Saved entries:

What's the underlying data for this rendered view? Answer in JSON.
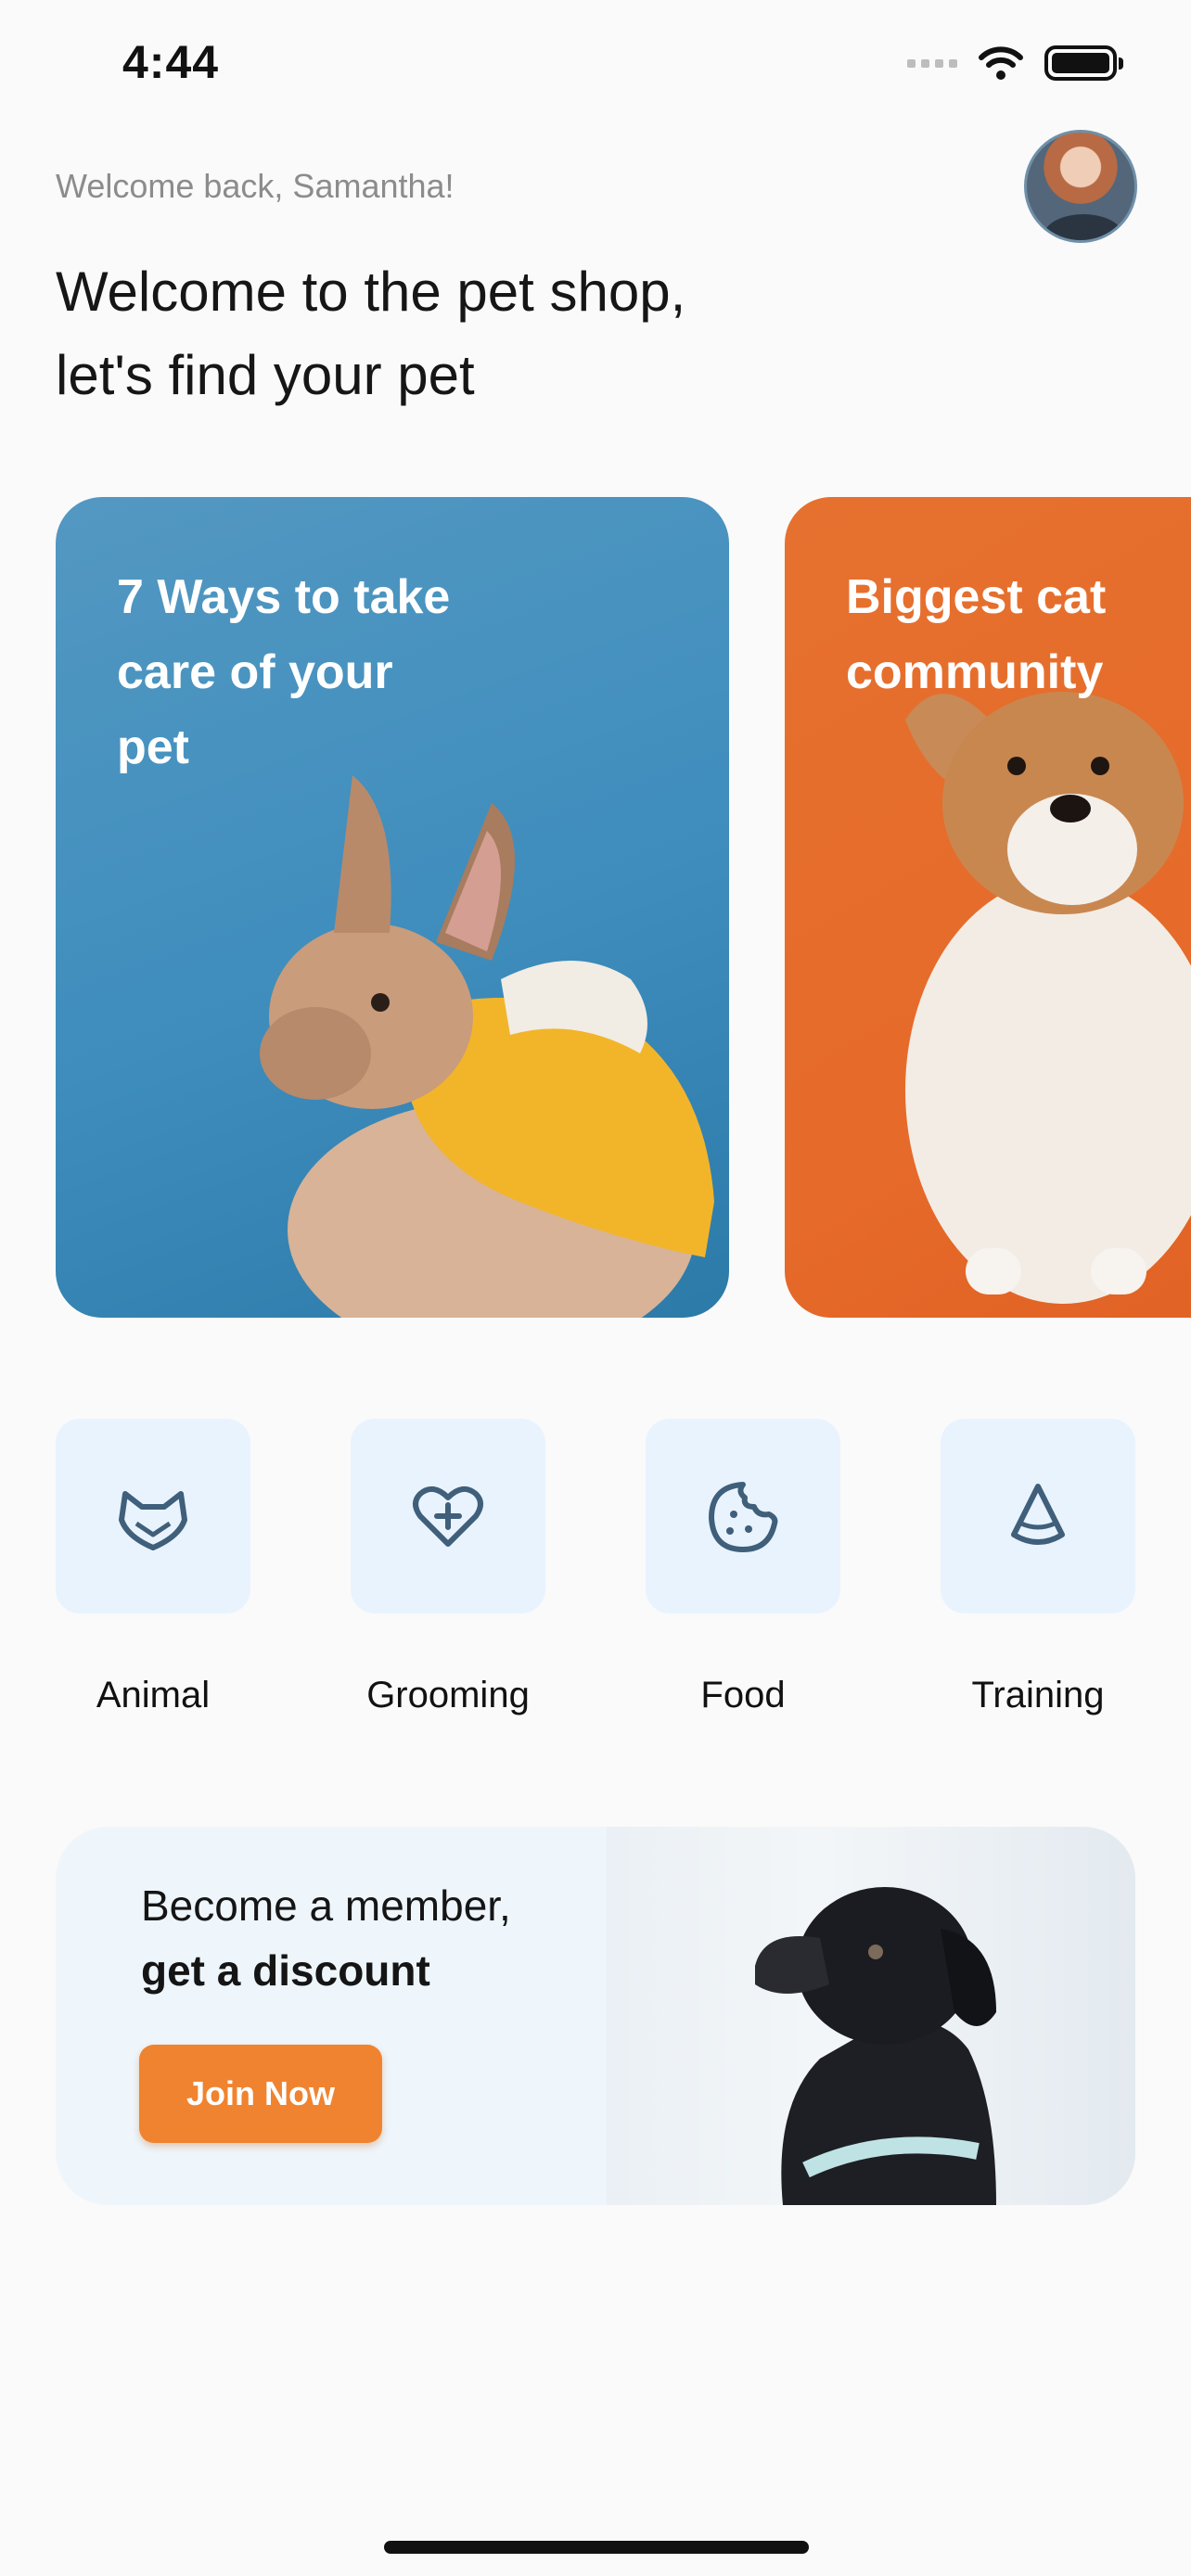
{
  "status_bar": {
    "time": "4:44"
  },
  "header": {
    "greeting": "Welcome back, Samantha!",
    "headline_line1": "Welcome to the pet shop,",
    "headline_line2": "let's find your pet"
  },
  "cards": [
    {
      "title_lines": [
        "7 Ways to take",
        "care of your",
        "pet"
      ],
      "color": "#4593c0"
    },
    {
      "title_lines": [
        "Biggest cat",
        "community"
      ],
      "color": "#e46b2c"
    }
  ],
  "categories": [
    {
      "label": "Animal",
      "icon": "cat-face-icon"
    },
    {
      "label": "Grooming",
      "icon": "heart-plus-icon"
    },
    {
      "label": "Food",
      "icon": "cookie-icon"
    },
    {
      "label": "Training",
      "icon": "cone-icon"
    }
  ],
  "banner": {
    "line1": "Become a member,",
    "line2": "get a discount",
    "button_label": "Join Now",
    "button_color": "#f0832f"
  },
  "colors": {
    "accent": "#f0832f",
    "category_bg": "#e8f3fe",
    "icon": "#3f5f7a"
  }
}
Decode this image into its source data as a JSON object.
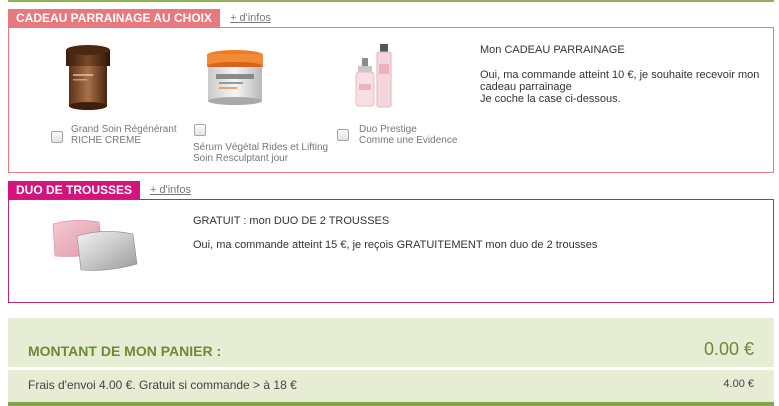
{
  "parrainage": {
    "tag": "CADEAU PARRAINAGE AU CHOIX",
    "info_link": "+ d'infos",
    "products": [
      {
        "line1": "Grand Soin Régénérant",
        "line2": "RICHE CREME",
        "checked": false,
        "icon": "cream-jar-icon"
      },
      {
        "line1": "Sérum Végétal Rides et Lifting",
        "line2": "Soin Resculptant jour",
        "checked": false,
        "icon": "serum-jar-icon"
      },
      {
        "line1": "Duo Prestige",
        "line2": "Comme une Evidence",
        "checked": false,
        "icon": "perfume-duo-icon"
      }
    ],
    "title": "Mon CADEAU PARRAINAGE",
    "text_line1": "Oui, ma commande atteint 10 €, je souhaite recevoir mon",
    "text_line2": "cadeau parrainage",
    "text_line3": "Je coche la case ci-dessous."
  },
  "trousses": {
    "tag": "DUO DE TROUSSES",
    "info_link": "+ d'infos",
    "icon": "pouches-icon",
    "title": "GRATUIT : mon DUO DE 2 TROUSSES",
    "text": "Oui, ma commande atteint 15 €, je reçois GRATUITEMENT mon duo de 2 trousses"
  },
  "summary": {
    "total_label": "MONTANT DE MON PANIER :",
    "total_value": "0.00 €",
    "shipping_label": "Frais d'envoi 4.00 €. Gratuit si commande > à 18 €",
    "shipping_value": "4.00 €"
  },
  "colors": {
    "parrainage_accent": "#e8787d",
    "trousses_accent": "#d4147d",
    "summary_bg": "#e7ecd5",
    "summary_text": "#6f8a37"
  }
}
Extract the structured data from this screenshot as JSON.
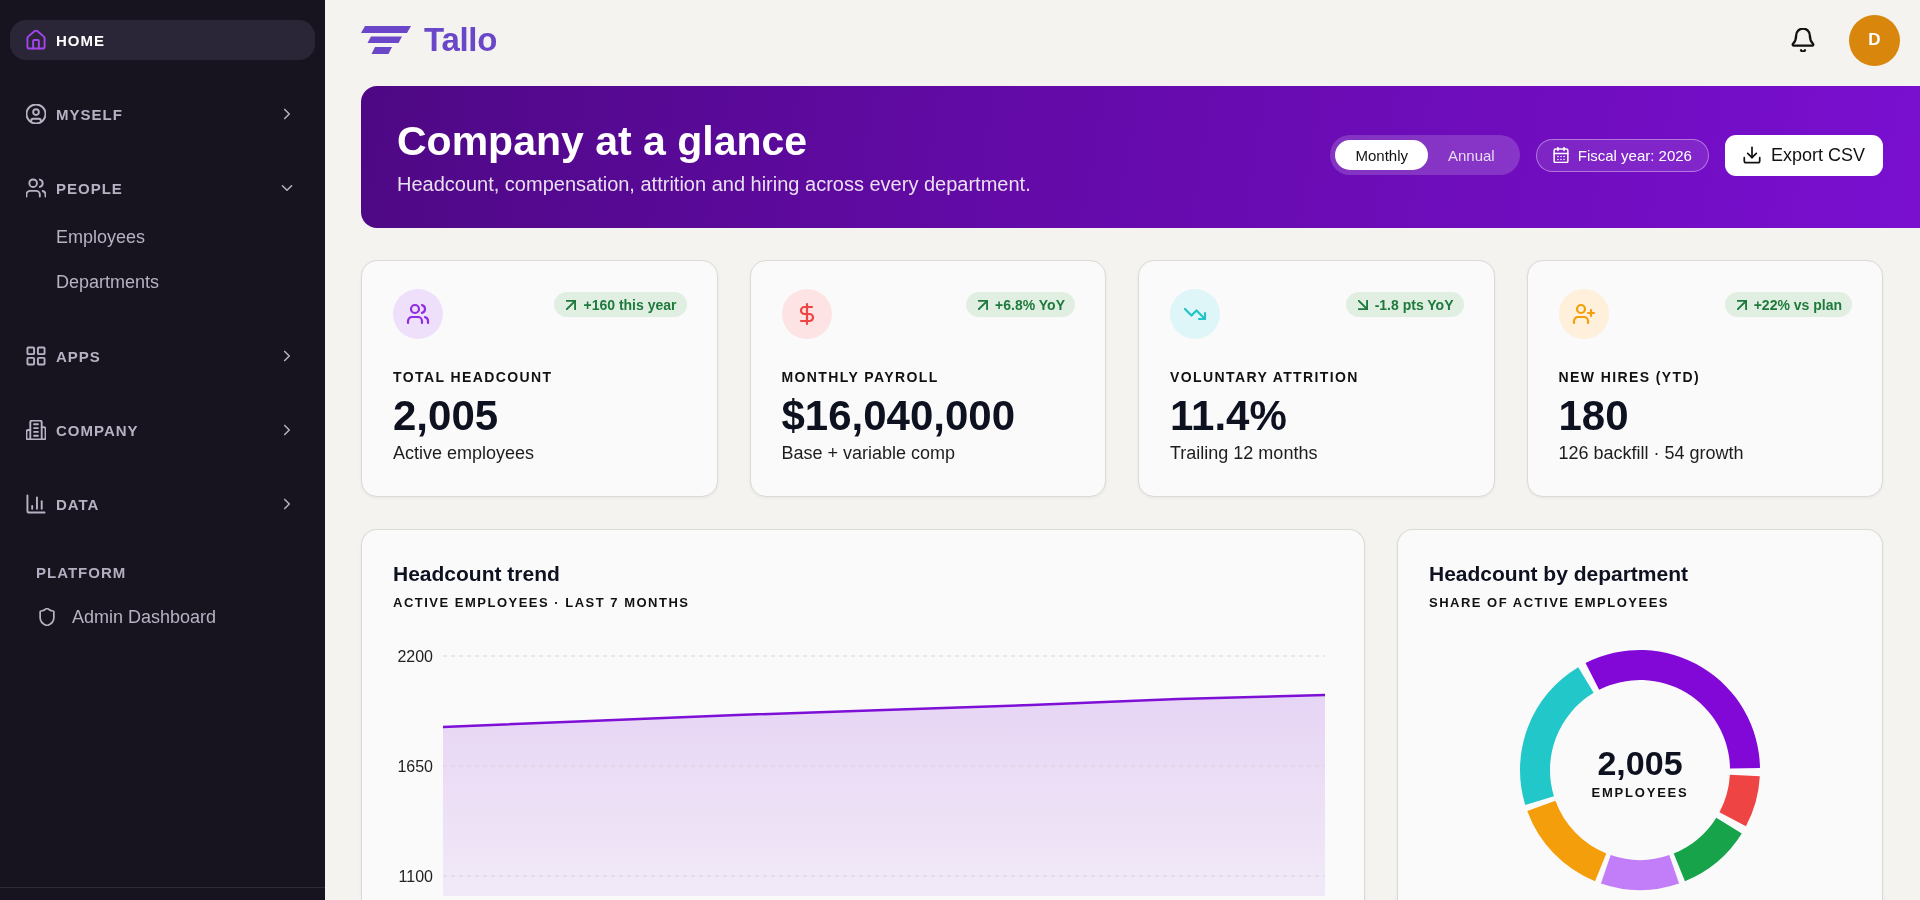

What the exercise asks:
Without the pictures, copy the material exactly as given.

Complete output:
What's the underlying data for this rendered view? Answer in JSON.
{
  "status_bar": {
    "time": "4:44"
  },
  "header": {
    "greeting": "Welcome back, Samantha!",
    "headline_line1": "Welcome to the pet shop,",
    "headline_line2": "let's find your pet"
  },
  "cards": [
    {
      "title_lines": [
        "7 Ways to take",
        "care of your",
        "pet"
      ],
      "color": "#4593c0"
    },
    {
      "title_lines": [
        "Biggest cat",
        "community"
      ],
      "color": "#e46b2c"
    }
  ],
  "categories": [
    {
      "label": "Animal",
      "icon": "cat-face-icon"
    },
    {
      "label": "Grooming",
      "icon": "heart-plus-icon"
    },
    {
      "label": "Food",
      "icon": "cookie-icon"
    },
    {
      "label": "Training",
      "icon": "cone-icon"
    }
  ],
  "banner": {
    "line1": "Become a member,",
    "line2": "get a discount",
    "button_label": "Join Now",
    "button_color": "#f0832f"
  },
  "colors": {
    "accent": "#f0832f",
    "category_bg": "#e8f3fe",
    "icon": "#3f5f7a"
  }
}
Decode this image into its source data as a JSON object.
{
  "parrainage": {
    "tag": "CADEAU PARRAINAGE AU CHOIX",
    "info_link": "+ d'infos",
    "products": [
      {
        "line1": "Grand Soin Régénérant",
        "line2": "RICHE CREME",
        "checked": false,
        "icon": "cream-jar-icon"
      },
      {
        "line1": "Sérum Végétal Rides et Lifting",
        "line2": "Soin Resculptant jour",
        "checked": false,
        "icon": "serum-jar-icon"
      },
      {
        "line1": "Duo Prestige",
        "line2": "Comme une Evidence",
        "checked": false,
        "icon": "perfume-duo-icon"
      }
    ],
    "title": "Mon CADEAU PARRAINAGE",
    "text_line1": "Oui, ma commande atteint 10 €, je souhaite recevoir mon",
    "text_line2": "cadeau parrainage",
    "text_line3": "Je coche la case ci-dessous."
  },
  "trousses": {
    "tag": "DUO DE TROUSSES",
    "info_link": "+ d'infos",
    "icon": "pouches-icon",
    "title": "GRATUIT : mon DUO DE 2 TROUSSES",
    "text": "Oui, ma commande atteint 15 €, je reçois GRATUITEMENT mon duo de 2 trousses"
  },
  "summary": {
    "total_label": "MONTANT DE MON PANIER :",
    "total_value": "0.00 €",
    "shipping_label": "Frais d'envoi 4.00 €. Gratuit si commande > à 18 €",
    "shipping_value": "4.00 €"
  },
  "colors": {
    "parrainage_accent": "#e8787d",
    "trousses_accent": "#d4147d",
    "summary_bg": "#e7ecd5",
    "summary_text": "#6f8a37"
  }
}
Extract the structured data from this screenshot as JSON.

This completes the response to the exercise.